— Begin —

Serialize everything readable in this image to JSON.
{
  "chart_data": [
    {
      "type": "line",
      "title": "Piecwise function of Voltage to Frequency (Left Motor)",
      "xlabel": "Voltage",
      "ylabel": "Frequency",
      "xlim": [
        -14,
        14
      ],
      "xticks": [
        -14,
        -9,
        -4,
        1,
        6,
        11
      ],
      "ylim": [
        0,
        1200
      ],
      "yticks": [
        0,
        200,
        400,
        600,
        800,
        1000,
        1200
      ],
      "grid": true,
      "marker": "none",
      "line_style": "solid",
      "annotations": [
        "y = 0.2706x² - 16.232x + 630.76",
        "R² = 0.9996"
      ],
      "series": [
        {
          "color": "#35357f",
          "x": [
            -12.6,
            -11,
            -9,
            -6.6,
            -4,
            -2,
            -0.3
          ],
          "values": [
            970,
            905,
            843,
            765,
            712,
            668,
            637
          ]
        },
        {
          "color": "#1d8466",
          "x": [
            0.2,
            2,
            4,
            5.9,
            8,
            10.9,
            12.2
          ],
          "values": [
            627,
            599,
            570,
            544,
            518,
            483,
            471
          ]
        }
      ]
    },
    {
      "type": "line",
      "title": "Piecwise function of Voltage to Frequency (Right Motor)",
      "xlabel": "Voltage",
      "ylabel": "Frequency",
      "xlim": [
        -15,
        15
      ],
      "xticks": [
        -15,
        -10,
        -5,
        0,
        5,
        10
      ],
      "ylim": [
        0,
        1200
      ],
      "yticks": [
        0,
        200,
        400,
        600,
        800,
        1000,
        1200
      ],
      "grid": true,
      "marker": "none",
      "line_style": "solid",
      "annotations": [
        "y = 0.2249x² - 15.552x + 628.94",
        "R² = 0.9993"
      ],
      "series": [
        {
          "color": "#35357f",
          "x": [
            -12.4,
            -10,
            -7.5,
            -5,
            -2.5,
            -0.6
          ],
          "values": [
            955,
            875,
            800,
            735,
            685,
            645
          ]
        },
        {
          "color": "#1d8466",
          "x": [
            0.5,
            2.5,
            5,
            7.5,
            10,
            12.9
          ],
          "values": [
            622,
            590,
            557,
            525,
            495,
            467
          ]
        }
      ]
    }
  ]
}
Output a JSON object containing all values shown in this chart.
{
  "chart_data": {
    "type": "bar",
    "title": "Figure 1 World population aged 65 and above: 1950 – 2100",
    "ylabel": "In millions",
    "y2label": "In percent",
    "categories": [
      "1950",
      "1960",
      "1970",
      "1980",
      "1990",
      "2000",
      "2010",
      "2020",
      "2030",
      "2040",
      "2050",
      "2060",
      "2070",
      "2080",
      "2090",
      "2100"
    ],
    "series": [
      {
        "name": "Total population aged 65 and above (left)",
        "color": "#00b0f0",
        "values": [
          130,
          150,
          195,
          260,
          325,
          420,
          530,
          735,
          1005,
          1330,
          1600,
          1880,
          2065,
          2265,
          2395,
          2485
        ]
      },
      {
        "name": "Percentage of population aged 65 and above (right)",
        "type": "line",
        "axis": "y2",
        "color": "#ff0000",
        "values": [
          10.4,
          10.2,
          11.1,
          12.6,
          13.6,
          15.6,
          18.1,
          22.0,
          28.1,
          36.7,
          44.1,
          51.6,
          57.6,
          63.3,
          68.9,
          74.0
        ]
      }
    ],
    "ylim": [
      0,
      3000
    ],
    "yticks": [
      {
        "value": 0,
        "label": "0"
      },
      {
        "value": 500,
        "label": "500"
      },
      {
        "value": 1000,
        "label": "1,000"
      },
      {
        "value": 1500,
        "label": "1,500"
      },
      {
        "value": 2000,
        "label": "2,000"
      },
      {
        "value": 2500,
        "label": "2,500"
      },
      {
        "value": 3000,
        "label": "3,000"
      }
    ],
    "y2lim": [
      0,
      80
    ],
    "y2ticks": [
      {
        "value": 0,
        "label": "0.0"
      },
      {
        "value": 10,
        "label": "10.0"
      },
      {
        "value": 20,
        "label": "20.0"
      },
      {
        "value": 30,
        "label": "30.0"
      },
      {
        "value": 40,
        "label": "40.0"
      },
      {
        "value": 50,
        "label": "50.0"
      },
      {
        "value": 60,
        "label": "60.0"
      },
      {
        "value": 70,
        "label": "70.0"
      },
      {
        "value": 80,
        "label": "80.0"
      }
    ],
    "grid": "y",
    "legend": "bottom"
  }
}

— End —

_What is expected:_ All entries shown above should be printed again exactly.

_Written answer:_
Serialize everything readable in this image to JSON.
{
  "chart_data": [
    {
      "type": "line",
      "title": "Piecwise function of Voltage to Frequency (Left Motor)",
      "xlabel": "Voltage",
      "ylabel": "Frequency",
      "xlim": [
        -14,
        14
      ],
      "xticks": [
        -14,
        -9,
        -4,
        1,
        6,
        11
      ],
      "ylim": [
        0,
        1200
      ],
      "yticks": [
        0,
        200,
        400,
        600,
        800,
        1000,
        1200
      ],
      "grid": true,
      "marker": "none",
      "line_style": "solid",
      "annotations": [
        "y = 0.2706x² - 16.232x + 630.76",
        "R² = 0.9996"
      ],
      "series": [
        {
          "color": "#35357f",
          "x": [
            -12.6,
            -11,
            -9,
            -6.6,
            -4,
            -2,
            -0.3
          ],
          "values": [
            970,
            905,
            843,
            765,
            712,
            668,
            637
          ]
        },
        {
          "color": "#1d8466",
          "x": [
            0.2,
            2,
            4,
            5.9,
            8,
            10.9,
            12.2
          ],
          "values": [
            627,
            599,
            570,
            544,
            518,
            483,
            471
          ]
        }
      ]
    },
    {
      "type": "line",
      "title": "Piecwise function of Voltage to Frequency (Right Motor)",
      "xlabel": "Voltage",
      "ylabel": "Frequency",
      "xlim": [
        -15,
        15
      ],
      "xticks": [
        -15,
        -10,
        -5,
        0,
        5,
        10
      ],
      "ylim": [
        0,
        1200
      ],
      "yticks": [
        0,
        200,
        400,
        600,
        800,
        1000,
        1200
      ],
      "grid": true,
      "marker": "none",
      "line_style": "solid",
      "annotations": [
        "y = 0.2249x² - 15.552x + 628.94",
        "R² = 0.9993"
      ],
      "series": [
        {
          "color": "#35357f",
          "x": [
            -12.4,
            -10,
            -7.5,
            -5,
            -2.5,
            -0.6
          ],
          "values": [
            955,
            875,
            800,
            735,
            685,
            645
          ]
        },
        {
          "color": "#1d8466",
          "x": [
            0.5,
            2.5,
            5,
            7.5,
            10,
            12.9
          ],
          "values": [
            622,
            590,
            557,
            525,
            495,
            467
          ]
        }
      ]
    }
  ]
}
Output a JSON object containing all values shown in this chart.
{
  "chart_data": {
    "type": "bar",
    "title": "Figure 1 World population aged 65 and above: 1950 – 2100",
    "ylabel": "In millions",
    "y2label": "In percent",
    "categories": [
      "1950",
      "1960",
      "1970",
      "1980",
      "1990",
      "2000",
      "2010",
      "2020",
      "2030",
      "2040",
      "2050",
      "2060",
      "2070",
      "2080",
      "2090",
      "2100"
    ],
    "series": [
      {
        "name": "Total population aged 65 and above (left)",
        "color": "#00b0f0",
        "values": [
          130,
          150,
          195,
          260,
          325,
          420,
          530,
          735,
          1005,
          1330,
          1600,
          1880,
          2065,
          2265,
          2395,
          2485
        ]
      },
      {
        "name": "Percentage of population aged 65 and above (right)",
        "type": "line",
        "axis": "y2",
        "color": "#ff0000",
        "values": [
          10.4,
          10.2,
          11.1,
          12.6,
          13.6,
          15.6,
          18.1,
          22.0,
          28.1,
          36.7,
          44.1,
          51.6,
          57.6,
          63.3,
          68.9,
          74.0
        ]
      }
    ],
    "ylim": [
      0,
      3000
    ],
    "yticks": [
      {
        "value": 0,
        "label": "0"
      },
      {
        "value": 500,
        "label": "500"
      },
      {
        "value": 1000,
        "label": "1,000"
      },
      {
        "value": 1500,
        "label": "1,500"
      },
      {
        "value": 2000,
        "label": "2,000"
      },
      {
        "value": 2500,
        "label": "2,500"
      },
      {
        "value": 3000,
        "label": "3,000"
      }
    ],
    "y2lim": [
      0,
      80
    ],
    "y2ticks": [
      {
        "value": 0,
        "label": "0.0"
      },
      {
        "value": 10,
        "label": "10.0"
      },
      {
        "value": 20,
        "label": "20.0"
      },
      {
        "value": 30,
        "label": "30.0"
      },
      {
        "value": 40,
        "label": "40.0"
      },
      {
        "value": 50,
        "label": "50.0"
      },
      {
        "value": 60,
        "label": "60.0"
      },
      {
        "value": 70,
        "label": "70.0"
      },
      {
        "value": 80,
        "label": "80.0"
      }
    ],
    "grid": "y",
    "legend": "bottom"
  }
}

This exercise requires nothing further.